##### Available records

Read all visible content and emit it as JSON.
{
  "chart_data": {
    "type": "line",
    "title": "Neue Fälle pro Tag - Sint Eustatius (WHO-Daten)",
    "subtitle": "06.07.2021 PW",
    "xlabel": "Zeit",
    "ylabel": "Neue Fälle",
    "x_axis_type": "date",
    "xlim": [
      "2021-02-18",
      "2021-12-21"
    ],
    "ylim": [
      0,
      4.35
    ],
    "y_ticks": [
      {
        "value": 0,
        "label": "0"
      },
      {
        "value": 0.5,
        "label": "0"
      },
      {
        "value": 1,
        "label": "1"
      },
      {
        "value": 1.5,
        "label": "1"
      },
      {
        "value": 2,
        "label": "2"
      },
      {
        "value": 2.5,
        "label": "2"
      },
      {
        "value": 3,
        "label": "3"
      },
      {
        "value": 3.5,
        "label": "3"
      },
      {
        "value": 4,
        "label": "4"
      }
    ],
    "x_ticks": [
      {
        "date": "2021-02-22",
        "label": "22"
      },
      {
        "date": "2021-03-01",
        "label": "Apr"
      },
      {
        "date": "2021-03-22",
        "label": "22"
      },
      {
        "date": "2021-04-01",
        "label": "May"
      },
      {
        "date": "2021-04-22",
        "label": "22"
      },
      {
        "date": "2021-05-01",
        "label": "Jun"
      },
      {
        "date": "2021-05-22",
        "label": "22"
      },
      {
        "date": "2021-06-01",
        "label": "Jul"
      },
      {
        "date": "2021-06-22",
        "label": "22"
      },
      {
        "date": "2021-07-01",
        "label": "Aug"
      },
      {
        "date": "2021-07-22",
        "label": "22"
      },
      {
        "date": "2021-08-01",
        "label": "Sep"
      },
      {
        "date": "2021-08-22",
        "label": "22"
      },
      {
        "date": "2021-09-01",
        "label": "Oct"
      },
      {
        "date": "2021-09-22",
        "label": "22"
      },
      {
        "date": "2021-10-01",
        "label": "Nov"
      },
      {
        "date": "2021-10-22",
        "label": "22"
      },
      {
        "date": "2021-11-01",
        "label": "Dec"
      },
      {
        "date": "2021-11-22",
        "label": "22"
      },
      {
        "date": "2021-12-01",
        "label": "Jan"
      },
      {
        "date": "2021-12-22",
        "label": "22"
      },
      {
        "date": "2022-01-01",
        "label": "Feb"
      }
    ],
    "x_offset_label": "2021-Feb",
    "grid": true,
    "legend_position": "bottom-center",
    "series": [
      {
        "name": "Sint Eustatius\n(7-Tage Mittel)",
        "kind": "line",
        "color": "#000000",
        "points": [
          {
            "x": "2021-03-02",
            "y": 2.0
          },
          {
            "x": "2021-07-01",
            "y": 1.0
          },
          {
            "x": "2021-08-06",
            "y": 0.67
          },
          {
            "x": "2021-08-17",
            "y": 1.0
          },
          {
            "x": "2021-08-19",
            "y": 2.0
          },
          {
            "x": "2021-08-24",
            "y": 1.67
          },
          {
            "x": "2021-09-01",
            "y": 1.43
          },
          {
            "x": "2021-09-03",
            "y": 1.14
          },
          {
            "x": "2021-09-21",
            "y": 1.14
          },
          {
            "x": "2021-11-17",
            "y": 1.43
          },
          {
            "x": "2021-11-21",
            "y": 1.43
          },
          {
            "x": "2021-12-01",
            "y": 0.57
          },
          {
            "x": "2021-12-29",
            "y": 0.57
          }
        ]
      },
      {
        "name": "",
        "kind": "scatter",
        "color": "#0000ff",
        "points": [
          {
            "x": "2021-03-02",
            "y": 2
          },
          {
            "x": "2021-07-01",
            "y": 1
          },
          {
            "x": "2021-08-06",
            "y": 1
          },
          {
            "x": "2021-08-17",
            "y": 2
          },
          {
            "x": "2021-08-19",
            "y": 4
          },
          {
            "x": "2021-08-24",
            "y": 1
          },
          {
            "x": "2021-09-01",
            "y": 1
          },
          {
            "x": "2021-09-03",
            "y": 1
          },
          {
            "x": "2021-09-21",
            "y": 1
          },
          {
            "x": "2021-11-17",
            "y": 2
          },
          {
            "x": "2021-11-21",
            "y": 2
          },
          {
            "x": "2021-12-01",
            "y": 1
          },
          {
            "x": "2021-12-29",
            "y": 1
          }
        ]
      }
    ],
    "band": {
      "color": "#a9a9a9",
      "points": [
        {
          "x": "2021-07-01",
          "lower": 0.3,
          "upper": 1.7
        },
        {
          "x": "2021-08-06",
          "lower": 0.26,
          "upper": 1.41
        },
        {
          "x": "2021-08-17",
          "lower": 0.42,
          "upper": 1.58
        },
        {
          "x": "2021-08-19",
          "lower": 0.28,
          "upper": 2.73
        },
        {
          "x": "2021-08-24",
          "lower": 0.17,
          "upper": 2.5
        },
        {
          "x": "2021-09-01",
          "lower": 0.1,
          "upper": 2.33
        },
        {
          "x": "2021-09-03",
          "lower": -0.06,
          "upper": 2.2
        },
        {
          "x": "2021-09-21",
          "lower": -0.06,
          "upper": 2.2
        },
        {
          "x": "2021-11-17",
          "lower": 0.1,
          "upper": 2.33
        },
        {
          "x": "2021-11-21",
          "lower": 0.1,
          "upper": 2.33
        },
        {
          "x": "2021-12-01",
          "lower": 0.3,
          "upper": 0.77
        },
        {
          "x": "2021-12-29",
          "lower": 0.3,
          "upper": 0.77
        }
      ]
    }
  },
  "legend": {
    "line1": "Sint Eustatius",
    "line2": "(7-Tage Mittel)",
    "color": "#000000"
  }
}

##########

> [Short task] Type out the entries again, word for word.

> [Reply]
Read all visible content and emit it as JSON.
{
  "chart_data": {
    "type": "line",
    "title": "Neue Fälle pro Tag - Sint Eustatius (WHO-Daten)",
    "subtitle": "06.07.2021 PW",
    "xlabel": "Zeit",
    "ylabel": "Neue Fälle",
    "x_axis_type": "date",
    "xlim": [
      "2021-02-18",
      "2021-12-21"
    ],
    "ylim": [
      0,
      4.35
    ],
    "y_ticks": [
      {
        "value": 0,
        "label": "0"
      },
      {
        "value": 0.5,
        "label": "0"
      },
      {
        "value": 1,
        "label": "1"
      },
      {
        "value": 1.5,
        "label": "1"
      },
      {
        "value": 2,
        "label": "2"
      },
      {
        "value": 2.5,
        "label": "2"
      },
      {
        "value": 3,
        "label": "3"
      },
      {
        "value": 3.5,
        "label": "3"
      },
      {
        "value": 4,
        "label": "4"
      }
    ],
    "x_ticks": [
      {
        "date": "2021-02-22",
        "label": "22"
      },
      {
        "date": "2021-03-01",
        "label": "Apr"
      },
      {
        "date": "2021-03-22",
        "label": "22"
      },
      {
        "date": "2021-04-01",
        "label": "May"
      },
      {
        "date": "2021-04-22",
        "label": "22"
      },
      {
        "date": "2021-05-01",
        "label": "Jun"
      },
      {
        "date": "2021-05-22",
        "label": "22"
      },
      {
        "date": "2021-06-01",
        "label": "Jul"
      },
      {
        "date": "2021-06-22",
        "label": "22"
      },
      {
        "date": "2021-07-01",
        "label": "Aug"
      },
      {
        "date": "2021-07-22",
        "label": "22"
      },
      {
        "date": "2021-08-01",
        "label": "Sep"
      },
      {
        "date": "2021-08-22",
        "label": "22"
      },
      {
        "date": "2021-09-01",
        "label": "Oct"
      },
      {
        "date": "2021-09-22",
        "label": "22"
      },
      {
        "date": "2021-10-01",
        "label": "Nov"
      },
      {
        "date": "2021-10-22",
        "label": "22"
      },
      {
        "date": "2021-11-01",
        "label": "Dec"
      },
      {
        "date": "2021-11-22",
        "label": "22"
      },
      {
        "date": "2021-12-01",
        "label": "Jan"
      },
      {
        "date": "2021-12-22",
        "label": "22"
      },
      {
        "date": "2022-01-01",
        "label": "Feb"
      }
    ],
    "x_offset_label": "2021-Feb",
    "grid": true,
    "legend_position": "bottom-center",
    "series": [
      {
        "name": "Sint Eustatius\n(7-Tage Mittel)",
        "kind": "line",
        "color": "#000000",
        "points": [
          {
            "x": "2021-03-02",
            "y": 2.0
          },
          {
            "x": "2021-07-01",
            "y": 1.0
          },
          {
            "x": "2021-08-06",
            "y": 0.67
          },
          {
            "x": "2021-08-17",
            "y": 1.0
          },
          {
            "x": "2021-08-19",
            "y": 2.0
          },
          {
            "x": "2021-08-24",
            "y": 1.67
          },
          {
            "x": "2021-09-01",
            "y": 1.43
          },
          {
            "x": "2021-09-03",
            "y": 1.14
          },
          {
            "x": "2021-09-21",
            "y": 1.14
          },
          {
            "x": "2021-11-17",
            "y": 1.43
          },
          {
            "x": "2021-11-21",
            "y": 1.43
          },
          {
            "x": "2021-12-01",
            "y": 0.57
          },
          {
            "x": "2021-12-29",
            "y": 0.57
          }
        ]
      },
      {
        "name": "",
        "kind": "scatter",
        "color": "#0000ff",
        "points": [
          {
            "x": "2021-03-02",
            "y": 2
          },
          {
            "x": "2021-07-01",
            "y": 1
          },
          {
            "x": "2021-08-06",
            "y": 1
          },
          {
            "x": "2021-08-17",
            "y": 2
          },
          {
            "x": "2021-08-19",
            "y": 4
          },
          {
            "x": "2021-08-24",
            "y": 1
          },
          {
            "x": "2021-09-01",
            "y": 1
          },
          {
            "x": "2021-09-03",
            "y": 1
          },
          {
            "x": "2021-09-21",
            "y": 1
          },
          {
            "x": "2021-11-17",
            "y": 2
          },
          {
            "x": "2021-11-21",
            "y": 2
          },
          {
            "x": "2021-12-01",
            "y": 1
          },
          {
            "x": "2021-12-29",
            "y": 1
          }
        ]
      }
    ],
    "band": {
      "color": "#a9a9a9",
      "points": [
        {
          "x": "2021-07-01",
          "lower": 0.3,
          "upper": 1.7
        },
        {
          "x": "2021-08-06",
          "lower": 0.26,
          "upper": 1.41
        },
        {
          "x": "2021-08-17",
          "lower": 0.42,
          "upper": 1.58
        },
        {
          "x": "2021-08-19",
          "lower": 0.28,
          "upper": 2.73
        },
        {
          "x": "2021-08-24",
          "lower": 0.17,
          "upper": 2.5
        },
        {
          "x": "2021-09-01",
          "lower": 0.1,
          "upper": 2.33
        },
        {
          "x": "2021-09-03",
          "lower": -0.06,
          "upper": 2.2
        },
        {
          "x": "2021-09-21",
          "lower": -0.06,
          "upper": 2.2
        },
        {
          "x": "2021-11-17",
          "lower": 0.1,
          "upper": 2.33
        },
        {
          "x": "2021-11-21",
          "lower": 0.1,
          "upper": 2.33
        },
        {
          "x": "2021-12-01",
          "lower": 0.3,
          "upper": 0.77
        },
        {
          "x": "2021-12-29",
          "lower": 0.3,
          "upper": 0.77
        }
      ]
    }
  },
  "legend": {
    "line1": "Sint Eustatius",
    "line2": "(7-Tage Mittel)",
    "color": "#000000"
  }
}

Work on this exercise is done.